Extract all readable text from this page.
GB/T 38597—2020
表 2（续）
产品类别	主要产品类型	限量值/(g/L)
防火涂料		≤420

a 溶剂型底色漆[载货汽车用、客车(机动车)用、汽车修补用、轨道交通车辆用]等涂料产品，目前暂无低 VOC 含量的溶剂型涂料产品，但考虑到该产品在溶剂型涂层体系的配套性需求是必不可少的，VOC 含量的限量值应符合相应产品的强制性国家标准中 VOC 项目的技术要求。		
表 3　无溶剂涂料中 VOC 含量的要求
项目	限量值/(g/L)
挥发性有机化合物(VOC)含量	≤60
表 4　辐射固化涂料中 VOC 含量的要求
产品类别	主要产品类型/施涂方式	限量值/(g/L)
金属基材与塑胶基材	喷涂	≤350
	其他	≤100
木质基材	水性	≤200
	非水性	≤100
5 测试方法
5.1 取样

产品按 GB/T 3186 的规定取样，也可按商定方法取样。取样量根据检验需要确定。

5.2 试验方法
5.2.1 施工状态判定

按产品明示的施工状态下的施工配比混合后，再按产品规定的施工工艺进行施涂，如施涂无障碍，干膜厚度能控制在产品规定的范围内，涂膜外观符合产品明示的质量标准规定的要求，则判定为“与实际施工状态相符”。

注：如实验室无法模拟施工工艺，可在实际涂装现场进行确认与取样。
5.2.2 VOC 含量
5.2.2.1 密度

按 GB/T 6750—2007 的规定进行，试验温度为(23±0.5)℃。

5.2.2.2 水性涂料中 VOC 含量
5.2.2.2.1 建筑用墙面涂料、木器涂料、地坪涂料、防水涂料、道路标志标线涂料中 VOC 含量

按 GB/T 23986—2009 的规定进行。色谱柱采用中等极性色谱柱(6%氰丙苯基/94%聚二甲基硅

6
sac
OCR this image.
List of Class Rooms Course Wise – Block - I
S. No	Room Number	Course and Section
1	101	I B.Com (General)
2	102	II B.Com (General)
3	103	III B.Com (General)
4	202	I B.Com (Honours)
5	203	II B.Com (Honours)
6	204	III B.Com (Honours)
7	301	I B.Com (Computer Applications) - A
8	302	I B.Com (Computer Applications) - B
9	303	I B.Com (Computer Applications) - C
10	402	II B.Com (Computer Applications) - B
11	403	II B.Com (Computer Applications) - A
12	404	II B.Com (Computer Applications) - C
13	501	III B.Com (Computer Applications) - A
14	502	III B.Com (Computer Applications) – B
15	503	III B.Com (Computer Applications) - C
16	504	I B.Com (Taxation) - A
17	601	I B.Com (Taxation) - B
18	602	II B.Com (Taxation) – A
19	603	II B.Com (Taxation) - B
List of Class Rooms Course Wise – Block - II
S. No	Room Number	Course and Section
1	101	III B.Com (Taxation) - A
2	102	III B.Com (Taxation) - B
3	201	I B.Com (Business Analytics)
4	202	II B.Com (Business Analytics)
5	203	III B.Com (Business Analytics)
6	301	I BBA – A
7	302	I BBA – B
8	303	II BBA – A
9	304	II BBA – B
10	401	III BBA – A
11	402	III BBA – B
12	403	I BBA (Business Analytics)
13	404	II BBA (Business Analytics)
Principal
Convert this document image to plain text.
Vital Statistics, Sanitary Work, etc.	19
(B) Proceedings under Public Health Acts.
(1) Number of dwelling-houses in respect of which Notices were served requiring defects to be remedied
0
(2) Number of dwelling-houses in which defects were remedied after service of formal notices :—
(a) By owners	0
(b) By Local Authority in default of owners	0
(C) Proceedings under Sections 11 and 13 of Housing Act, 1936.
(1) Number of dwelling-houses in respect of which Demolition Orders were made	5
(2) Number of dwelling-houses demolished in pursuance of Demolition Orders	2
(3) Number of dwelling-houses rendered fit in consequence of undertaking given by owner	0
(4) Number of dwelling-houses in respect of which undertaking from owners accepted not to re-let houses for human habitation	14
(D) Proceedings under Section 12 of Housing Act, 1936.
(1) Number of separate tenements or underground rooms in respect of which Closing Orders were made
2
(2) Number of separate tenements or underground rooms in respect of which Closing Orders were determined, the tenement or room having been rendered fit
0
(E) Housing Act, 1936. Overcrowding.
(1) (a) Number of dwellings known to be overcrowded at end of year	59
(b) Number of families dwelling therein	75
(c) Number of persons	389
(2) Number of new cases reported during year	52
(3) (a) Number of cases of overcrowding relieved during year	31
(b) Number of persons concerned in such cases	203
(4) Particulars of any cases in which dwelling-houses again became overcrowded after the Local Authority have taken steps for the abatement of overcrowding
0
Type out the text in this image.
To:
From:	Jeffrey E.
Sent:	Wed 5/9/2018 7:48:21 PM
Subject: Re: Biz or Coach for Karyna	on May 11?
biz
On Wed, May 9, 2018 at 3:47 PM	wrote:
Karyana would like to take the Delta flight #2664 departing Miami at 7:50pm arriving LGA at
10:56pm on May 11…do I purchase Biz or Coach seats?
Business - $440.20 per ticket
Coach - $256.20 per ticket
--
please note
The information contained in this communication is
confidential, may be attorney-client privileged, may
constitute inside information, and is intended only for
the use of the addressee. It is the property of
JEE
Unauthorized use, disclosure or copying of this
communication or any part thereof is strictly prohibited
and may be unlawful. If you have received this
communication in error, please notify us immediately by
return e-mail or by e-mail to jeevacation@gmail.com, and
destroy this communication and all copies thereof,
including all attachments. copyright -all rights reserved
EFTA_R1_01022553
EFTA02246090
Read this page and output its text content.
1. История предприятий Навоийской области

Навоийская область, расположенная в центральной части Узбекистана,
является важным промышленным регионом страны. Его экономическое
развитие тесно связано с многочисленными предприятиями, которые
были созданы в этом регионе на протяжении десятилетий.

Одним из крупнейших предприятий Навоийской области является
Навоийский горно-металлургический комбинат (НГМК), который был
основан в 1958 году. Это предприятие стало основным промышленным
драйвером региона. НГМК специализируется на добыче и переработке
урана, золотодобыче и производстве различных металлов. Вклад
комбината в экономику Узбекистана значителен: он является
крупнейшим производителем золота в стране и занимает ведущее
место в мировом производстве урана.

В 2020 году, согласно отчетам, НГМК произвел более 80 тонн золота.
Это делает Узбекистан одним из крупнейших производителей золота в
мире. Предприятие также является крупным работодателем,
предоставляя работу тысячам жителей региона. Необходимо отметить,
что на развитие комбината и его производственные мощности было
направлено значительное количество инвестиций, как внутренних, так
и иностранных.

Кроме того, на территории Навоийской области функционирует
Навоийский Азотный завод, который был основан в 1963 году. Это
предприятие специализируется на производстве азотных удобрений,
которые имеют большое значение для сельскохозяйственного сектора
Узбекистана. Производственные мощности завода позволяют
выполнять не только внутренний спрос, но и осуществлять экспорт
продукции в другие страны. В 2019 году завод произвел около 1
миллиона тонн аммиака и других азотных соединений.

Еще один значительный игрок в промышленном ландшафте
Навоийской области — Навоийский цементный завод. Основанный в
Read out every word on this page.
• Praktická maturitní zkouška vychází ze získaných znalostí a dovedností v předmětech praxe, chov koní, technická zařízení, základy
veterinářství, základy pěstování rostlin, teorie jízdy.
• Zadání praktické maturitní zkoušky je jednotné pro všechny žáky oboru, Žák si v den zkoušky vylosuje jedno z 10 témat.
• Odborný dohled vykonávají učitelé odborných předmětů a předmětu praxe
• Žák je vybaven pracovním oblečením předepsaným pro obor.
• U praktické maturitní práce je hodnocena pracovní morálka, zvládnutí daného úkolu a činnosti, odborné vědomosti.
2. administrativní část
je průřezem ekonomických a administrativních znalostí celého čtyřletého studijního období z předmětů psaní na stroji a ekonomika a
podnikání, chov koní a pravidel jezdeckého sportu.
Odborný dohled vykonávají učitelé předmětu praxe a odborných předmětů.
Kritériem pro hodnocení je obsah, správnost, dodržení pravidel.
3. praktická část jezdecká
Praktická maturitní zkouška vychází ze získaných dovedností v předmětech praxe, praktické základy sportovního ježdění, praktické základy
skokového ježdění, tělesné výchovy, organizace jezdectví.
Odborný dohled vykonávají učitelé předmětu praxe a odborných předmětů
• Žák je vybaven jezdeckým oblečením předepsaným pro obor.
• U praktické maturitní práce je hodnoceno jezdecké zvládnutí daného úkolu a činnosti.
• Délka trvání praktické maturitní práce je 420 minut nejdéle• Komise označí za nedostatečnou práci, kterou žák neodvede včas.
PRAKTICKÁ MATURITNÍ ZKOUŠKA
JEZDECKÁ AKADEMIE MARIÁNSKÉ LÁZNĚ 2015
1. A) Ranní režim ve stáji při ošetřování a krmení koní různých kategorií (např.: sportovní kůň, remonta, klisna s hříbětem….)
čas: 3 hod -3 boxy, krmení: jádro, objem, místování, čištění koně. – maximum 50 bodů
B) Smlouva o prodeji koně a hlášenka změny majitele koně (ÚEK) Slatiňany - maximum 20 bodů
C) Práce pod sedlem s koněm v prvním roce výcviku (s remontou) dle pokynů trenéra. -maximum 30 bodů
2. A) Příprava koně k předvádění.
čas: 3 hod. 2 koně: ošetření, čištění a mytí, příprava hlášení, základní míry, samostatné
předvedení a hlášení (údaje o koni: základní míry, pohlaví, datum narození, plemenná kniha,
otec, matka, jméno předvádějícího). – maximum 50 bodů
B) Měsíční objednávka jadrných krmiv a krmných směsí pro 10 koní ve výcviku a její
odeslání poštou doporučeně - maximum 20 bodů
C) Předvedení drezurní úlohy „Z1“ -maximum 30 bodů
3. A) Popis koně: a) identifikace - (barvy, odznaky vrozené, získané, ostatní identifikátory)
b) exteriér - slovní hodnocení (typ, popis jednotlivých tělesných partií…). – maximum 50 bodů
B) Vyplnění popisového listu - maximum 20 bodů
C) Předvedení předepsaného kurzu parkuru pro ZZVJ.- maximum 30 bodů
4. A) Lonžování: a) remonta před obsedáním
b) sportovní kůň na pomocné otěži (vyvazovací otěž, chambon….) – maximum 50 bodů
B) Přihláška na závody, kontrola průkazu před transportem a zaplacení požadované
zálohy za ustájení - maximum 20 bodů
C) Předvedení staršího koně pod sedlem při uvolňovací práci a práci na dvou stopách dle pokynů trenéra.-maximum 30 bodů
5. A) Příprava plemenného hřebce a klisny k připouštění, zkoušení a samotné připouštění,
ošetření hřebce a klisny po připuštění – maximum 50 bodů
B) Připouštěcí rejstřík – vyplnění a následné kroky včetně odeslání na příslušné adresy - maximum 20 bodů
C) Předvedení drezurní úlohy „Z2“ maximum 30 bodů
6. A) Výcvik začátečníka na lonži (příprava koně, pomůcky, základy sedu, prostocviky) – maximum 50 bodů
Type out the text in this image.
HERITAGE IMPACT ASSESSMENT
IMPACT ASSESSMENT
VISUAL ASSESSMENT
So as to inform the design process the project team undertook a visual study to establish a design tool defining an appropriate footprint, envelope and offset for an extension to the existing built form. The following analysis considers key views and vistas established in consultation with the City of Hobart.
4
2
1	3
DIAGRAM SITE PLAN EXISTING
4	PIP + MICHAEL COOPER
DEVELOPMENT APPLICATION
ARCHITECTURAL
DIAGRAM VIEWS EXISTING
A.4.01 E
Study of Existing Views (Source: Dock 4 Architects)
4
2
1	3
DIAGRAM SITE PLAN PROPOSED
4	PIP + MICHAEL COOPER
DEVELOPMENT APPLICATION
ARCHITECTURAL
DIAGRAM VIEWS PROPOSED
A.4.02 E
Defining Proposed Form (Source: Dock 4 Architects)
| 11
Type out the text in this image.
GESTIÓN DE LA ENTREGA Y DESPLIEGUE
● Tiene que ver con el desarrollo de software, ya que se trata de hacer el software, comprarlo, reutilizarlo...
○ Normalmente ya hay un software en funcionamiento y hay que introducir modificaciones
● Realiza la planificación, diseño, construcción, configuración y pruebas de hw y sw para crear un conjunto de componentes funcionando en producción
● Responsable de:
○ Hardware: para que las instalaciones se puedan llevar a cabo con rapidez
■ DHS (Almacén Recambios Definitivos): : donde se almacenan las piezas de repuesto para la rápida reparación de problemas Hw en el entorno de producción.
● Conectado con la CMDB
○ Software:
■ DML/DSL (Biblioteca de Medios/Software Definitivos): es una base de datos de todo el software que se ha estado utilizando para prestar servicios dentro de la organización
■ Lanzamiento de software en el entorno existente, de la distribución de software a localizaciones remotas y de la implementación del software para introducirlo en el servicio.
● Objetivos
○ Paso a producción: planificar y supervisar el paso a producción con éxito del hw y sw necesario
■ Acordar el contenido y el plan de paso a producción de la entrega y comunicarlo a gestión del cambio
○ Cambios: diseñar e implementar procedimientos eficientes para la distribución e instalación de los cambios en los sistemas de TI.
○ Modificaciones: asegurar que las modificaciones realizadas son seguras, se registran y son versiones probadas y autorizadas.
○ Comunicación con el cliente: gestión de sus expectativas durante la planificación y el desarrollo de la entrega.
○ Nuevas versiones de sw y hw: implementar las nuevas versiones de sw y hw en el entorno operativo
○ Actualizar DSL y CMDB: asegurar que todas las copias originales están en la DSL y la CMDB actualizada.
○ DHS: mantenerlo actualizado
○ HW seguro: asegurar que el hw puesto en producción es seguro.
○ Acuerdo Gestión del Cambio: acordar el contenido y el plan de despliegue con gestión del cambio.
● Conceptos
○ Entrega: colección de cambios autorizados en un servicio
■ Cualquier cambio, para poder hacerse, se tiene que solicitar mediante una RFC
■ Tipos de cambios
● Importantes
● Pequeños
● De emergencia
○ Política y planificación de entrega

○ ○ ○ ○ ○

Look over the listing above. Pick out and copy every line that includes "урана".

> _Output below_
урана, золотодобыче и производстве различных металлов. Вклад
место в мировом производстве урана.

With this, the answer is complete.